> Work required
Repeat the data word for word. Do not include the pictures.

[Dataset items]
--

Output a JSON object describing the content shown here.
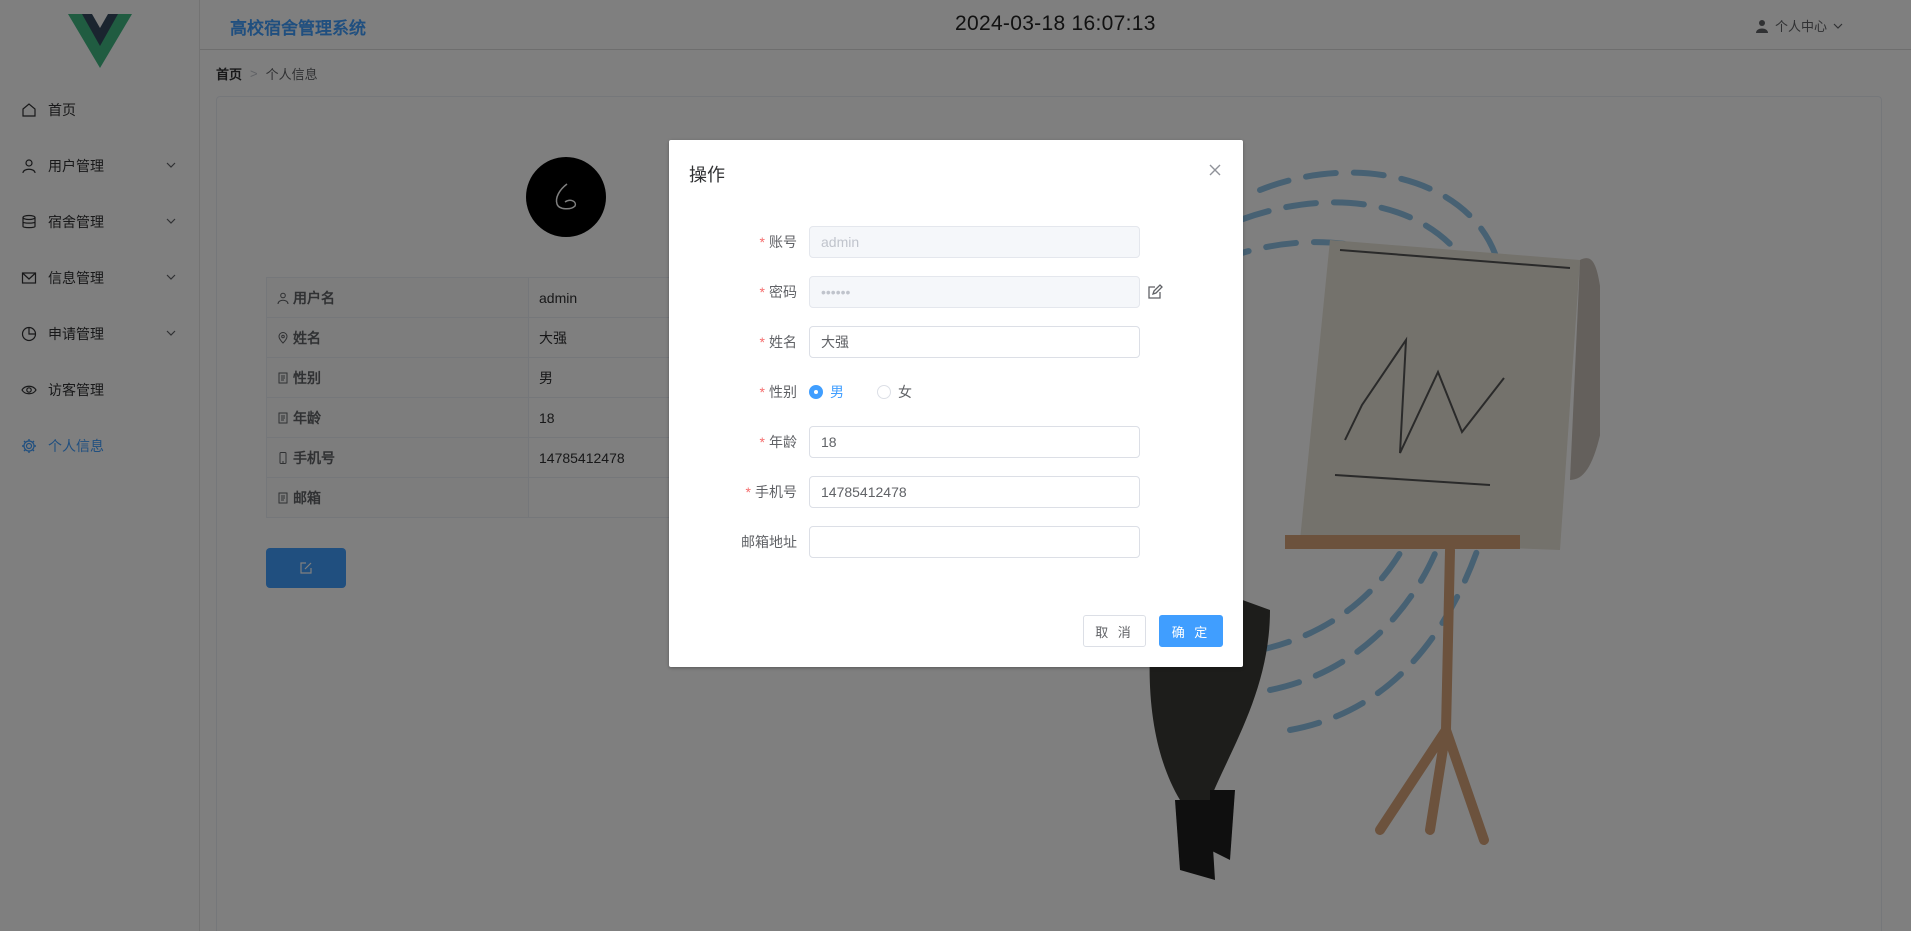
{
  "header": {
    "app_title": "高校宿舍管理系统",
    "clock": "2024-03-18 16:07:13",
    "user_center": "个人中心"
  },
  "sidebar": {
    "items": [
      {
        "label": "首页",
        "icon": "home-icon",
        "has_submenu": false
      },
      {
        "label": "用户管理",
        "icon": "user-icon",
        "has_submenu": true
      },
      {
        "label": "宿舍管理",
        "icon": "database-icon",
        "has_submenu": true
      },
      {
        "label": "信息管理",
        "icon": "message-icon",
        "has_submenu": true
      },
      {
        "label": "申请管理",
        "icon": "pie-chart-icon",
        "has_submenu": true
      },
      {
        "label": "访客管理",
        "icon": "eye-icon",
        "has_submenu": false
      },
      {
        "label": "个人信息",
        "icon": "gear-icon",
        "has_submenu": false,
        "active": true
      }
    ]
  },
  "breadcrumb": {
    "home": "首页",
    "separator": ">",
    "current": "个人信息"
  },
  "profile": {
    "rows": [
      {
        "label": "用户名",
        "value": "admin",
        "icon": "user-icon"
      },
      {
        "label": "姓名",
        "value": "大强",
        "icon": "location-icon"
      },
      {
        "label": "性别",
        "value": "男",
        "icon": "document-icon"
      },
      {
        "label": "年龄",
        "value": "18",
        "icon": "document-icon"
      },
      {
        "label": "手机号",
        "value": "14785412478",
        "icon": "phone-icon"
      },
      {
        "label": "邮箱",
        "value": "",
        "icon": "document-icon"
      }
    ]
  },
  "dialog": {
    "title": "操作",
    "fields": {
      "account": {
        "label": "账号",
        "value": "admin",
        "required": true,
        "disabled": true
      },
      "password": {
        "label": "密码",
        "value": "••••••",
        "required": true,
        "disabled": true
      },
      "name": {
        "label": "姓名",
        "value": "大强",
        "required": true
      },
      "gender": {
        "label": "性别",
        "required": true,
        "options": [
          "男",
          "女"
        ],
        "selected": "男"
      },
      "age": {
        "label": "年龄",
        "value": "18",
        "required": true
      },
      "phone": {
        "label": "手机号",
        "value": "14785412478",
        "required": true
      },
      "email": {
        "label": "邮箱地址",
        "value": "",
        "required": false
      }
    },
    "required_mark": "*",
    "cancel_label": "取 消",
    "confirm_label": "确 定"
  },
  "colors": {
    "primary": "#409eff",
    "required": "#f56c6c",
    "overlay": "rgba(0,0,0,0.5)"
  }
}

--

> Final result
Output a JSON object describing the content shown here.
{
  "header": {
    "app_title": "高校宿舍管理系统",
    "clock": "2024-03-18 16:07:13",
    "user_center": "个人中心"
  },
  "sidebar": {
    "items": [
      {
        "label": "首页",
        "icon": "home-icon",
        "has_submenu": false
      },
      {
        "label": "用户管理",
        "icon": "user-icon",
        "has_submenu": true
      },
      {
        "label": "宿舍管理",
        "icon": "database-icon",
        "has_submenu": true
      },
      {
        "label": "信息管理",
        "icon": "message-icon",
        "has_submenu": true
      },
      {
        "label": "申请管理",
        "icon": "pie-chart-icon",
        "has_submenu": true
      },
      {
        "label": "访客管理",
        "icon": "eye-icon",
        "has_submenu": false
      },
      {
        "label": "个人信息",
        "icon": "gear-icon",
        "has_submenu": false,
        "active": true
      }
    ]
  },
  "breadcrumb": {
    "home": "首页",
    "separator": ">",
    "current": "个人信息"
  },
  "profile": {
    "rows": [
      {
        "label": "用户名",
        "value": "admin",
        "icon": "user-icon"
      },
      {
        "label": "姓名",
        "value": "大强",
        "icon": "location-icon"
      },
      {
        "label": "性别",
        "value": "男",
        "icon": "document-icon"
      },
      {
        "label": "年龄",
        "value": "18",
        "icon": "document-icon"
      },
      {
        "label": "手机号",
        "value": "14785412478",
        "icon": "phone-icon"
      },
      {
        "label": "邮箱",
        "value": "",
        "icon": "document-icon"
      }
    ]
  },
  "dialog": {
    "title": "操作",
    "fields": {
      "account": {
        "label": "账号",
        "value": "admin",
        "required": true,
        "disabled": true
      },
      "password": {
        "label": "密码",
        "value": "••••••",
        "required": true,
        "disabled": true
      },
      "name": {
        "label": "姓名",
        "value": "大强",
        "required": true
      },
      "gender": {
        "label": "性别",
        "required": true,
        "options": [
          "男",
          "女"
        ],
        "selected": "男"
      },
      "age": {
        "label": "年龄",
        "value": "18",
        "required": true
      },
      "phone": {
        "label": "手机号",
        "value": "14785412478",
        "required": true
      },
      "email": {
        "label": "邮箱地址",
        "value": "",
        "required": false
      }
    },
    "required_mark": "*",
    "cancel_label": "取 消",
    "confirm_label": "确 定"
  },
  "colors": {
    "primary": "#409eff",
    "required": "#f56c6c",
    "overlay": "rgba(0,0,0,0.5)"
  }
}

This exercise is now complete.